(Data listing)
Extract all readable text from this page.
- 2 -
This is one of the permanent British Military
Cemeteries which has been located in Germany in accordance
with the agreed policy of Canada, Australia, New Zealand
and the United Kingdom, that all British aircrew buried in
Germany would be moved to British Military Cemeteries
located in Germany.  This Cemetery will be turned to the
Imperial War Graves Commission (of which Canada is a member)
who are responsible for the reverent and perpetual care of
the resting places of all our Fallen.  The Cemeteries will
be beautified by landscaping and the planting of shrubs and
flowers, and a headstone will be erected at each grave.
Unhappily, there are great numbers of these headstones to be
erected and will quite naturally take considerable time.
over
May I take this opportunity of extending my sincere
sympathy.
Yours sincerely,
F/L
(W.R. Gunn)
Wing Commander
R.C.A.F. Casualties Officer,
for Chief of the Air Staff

- DIRECTION
Recopy the entries above exactly, with every line included.

- SOLUTION
Extract all readable text from this page.
- 2 -
This is one of the permanent British Military
Cemeteries which has been located in Germany in accordance
with the agreed policy of Canada, Australia, New Zealand
and the United Kingdom, that all British aircrew buried in
Germany would be moved to British Military Cemeteries
located in Germany.  This Cemetery will be turned to the
Imperial War Graves Commission (of which Canada is a member)
who are responsible for the reverent and perpetual care of
the resting places of all our Fallen.  The Cemeteries will
be beautified by landscaping and the planting of shrubs and
flowers, and a headstone will be erected at each grave.
Unhappily, there are great numbers of these headstones to be
erected and will quite naturally take considerable time.
over
May I take this opportunity of extending my sincere
sympathy.
Yours sincerely,
F/L
(W.R. Gunn)
Wing Commander
R.C.A.F. Casualties Officer,
for Chief of the Air Staff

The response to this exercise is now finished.